[start LISTED RECORDS]
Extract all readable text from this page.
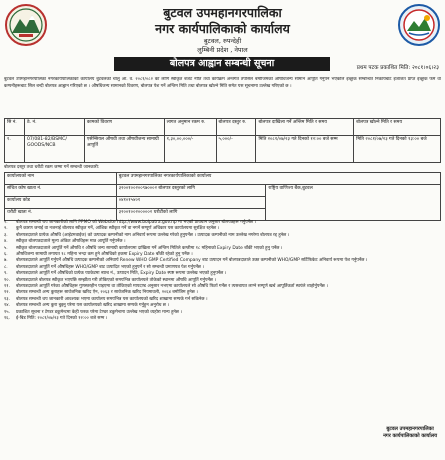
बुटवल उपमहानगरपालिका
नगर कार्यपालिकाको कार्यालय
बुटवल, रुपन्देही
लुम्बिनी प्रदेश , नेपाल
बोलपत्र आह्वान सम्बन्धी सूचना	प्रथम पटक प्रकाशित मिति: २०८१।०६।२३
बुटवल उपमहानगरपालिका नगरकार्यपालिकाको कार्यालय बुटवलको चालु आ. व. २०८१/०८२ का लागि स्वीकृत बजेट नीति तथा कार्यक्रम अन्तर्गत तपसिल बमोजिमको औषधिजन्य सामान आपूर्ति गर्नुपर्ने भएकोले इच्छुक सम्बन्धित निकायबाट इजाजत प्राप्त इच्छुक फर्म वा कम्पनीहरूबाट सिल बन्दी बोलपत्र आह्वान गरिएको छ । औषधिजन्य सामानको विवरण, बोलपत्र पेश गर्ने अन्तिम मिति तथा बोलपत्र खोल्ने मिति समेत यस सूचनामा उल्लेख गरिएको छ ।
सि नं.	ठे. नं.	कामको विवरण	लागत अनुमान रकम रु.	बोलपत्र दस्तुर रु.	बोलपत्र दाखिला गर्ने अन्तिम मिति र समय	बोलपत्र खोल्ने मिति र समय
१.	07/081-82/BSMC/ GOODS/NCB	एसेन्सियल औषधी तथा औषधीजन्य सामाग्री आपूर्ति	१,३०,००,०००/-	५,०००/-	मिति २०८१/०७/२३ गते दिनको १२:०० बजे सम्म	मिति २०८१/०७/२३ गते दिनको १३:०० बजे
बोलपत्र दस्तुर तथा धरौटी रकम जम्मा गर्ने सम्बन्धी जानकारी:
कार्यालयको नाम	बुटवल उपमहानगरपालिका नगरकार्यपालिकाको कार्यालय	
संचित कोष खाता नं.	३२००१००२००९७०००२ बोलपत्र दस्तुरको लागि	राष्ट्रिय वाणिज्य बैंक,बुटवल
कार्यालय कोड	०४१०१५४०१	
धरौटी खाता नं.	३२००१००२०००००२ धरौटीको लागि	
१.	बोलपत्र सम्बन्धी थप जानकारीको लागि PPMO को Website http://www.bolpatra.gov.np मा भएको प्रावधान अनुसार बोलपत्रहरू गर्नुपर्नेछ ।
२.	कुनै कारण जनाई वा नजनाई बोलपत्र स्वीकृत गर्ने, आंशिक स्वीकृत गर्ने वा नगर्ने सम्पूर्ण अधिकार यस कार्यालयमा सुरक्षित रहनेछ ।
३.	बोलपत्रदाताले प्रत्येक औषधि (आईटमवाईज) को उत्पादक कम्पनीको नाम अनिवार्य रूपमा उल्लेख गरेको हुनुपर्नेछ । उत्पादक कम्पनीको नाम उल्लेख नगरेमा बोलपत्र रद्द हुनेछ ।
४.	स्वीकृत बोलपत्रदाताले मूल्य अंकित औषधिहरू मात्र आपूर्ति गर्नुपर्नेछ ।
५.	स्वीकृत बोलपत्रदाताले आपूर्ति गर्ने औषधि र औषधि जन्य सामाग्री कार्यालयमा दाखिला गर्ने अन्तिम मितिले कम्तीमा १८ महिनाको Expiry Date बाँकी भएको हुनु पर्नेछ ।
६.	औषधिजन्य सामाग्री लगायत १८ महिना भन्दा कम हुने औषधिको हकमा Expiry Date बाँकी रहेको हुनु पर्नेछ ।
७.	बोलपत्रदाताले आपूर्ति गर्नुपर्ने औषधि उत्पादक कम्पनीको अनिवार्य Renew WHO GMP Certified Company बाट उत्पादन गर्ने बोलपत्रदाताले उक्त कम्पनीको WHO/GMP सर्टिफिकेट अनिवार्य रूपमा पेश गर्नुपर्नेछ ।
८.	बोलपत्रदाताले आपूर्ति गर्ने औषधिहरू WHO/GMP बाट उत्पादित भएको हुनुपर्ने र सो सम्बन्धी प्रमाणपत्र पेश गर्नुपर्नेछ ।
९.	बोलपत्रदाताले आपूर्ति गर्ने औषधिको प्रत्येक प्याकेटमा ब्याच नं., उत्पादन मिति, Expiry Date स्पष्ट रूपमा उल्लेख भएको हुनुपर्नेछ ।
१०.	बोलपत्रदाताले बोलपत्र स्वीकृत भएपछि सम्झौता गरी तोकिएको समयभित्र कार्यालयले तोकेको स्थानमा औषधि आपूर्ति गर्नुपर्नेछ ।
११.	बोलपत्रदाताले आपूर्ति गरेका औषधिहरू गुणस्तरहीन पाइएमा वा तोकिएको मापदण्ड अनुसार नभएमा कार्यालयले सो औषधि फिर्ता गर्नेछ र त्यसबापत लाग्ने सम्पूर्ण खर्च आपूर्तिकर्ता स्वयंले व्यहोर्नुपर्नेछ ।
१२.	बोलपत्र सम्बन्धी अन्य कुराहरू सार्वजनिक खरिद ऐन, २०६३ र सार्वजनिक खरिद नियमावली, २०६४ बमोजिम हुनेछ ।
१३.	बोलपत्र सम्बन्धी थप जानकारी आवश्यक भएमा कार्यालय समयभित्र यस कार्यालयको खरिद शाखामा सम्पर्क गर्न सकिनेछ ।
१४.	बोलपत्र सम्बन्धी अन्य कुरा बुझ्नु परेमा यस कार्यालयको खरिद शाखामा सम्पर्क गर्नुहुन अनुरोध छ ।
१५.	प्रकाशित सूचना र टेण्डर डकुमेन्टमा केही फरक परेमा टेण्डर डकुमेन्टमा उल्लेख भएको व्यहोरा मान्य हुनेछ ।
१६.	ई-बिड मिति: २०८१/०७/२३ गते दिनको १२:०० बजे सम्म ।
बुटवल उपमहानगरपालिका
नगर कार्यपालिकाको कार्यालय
[end LISTED RECORDS]
Extract each line holding the word "Expiry" from the records.

५.	स्वीकृत बोलपत्रदाताले आपूर्ति गर्ने औषधि र औषधि जन्य सामाग्री कार्यालयमा दाखिला गर्ने अन्तिम मितिले कम्तीमा १८ महिनाको Expiry Date बाँकी भएको हुनु पर्नेछ ।
६.	औषधिजन्य सामाग्री लगायत १८ महिना भन्दा कम हुने औषधिको हकमा Expiry Date बाँकी रहेको हुनु पर्नेछ ।
९.	बोलपत्रदाताले आपूर्ति गर्ने औषधिको प्रत्येक प्याकेटमा ब्याच नं., उत्पादन मिति, Expiry Date स्पष्ट रूपमा उल्लेख भएको हुनुपर्नेछ ।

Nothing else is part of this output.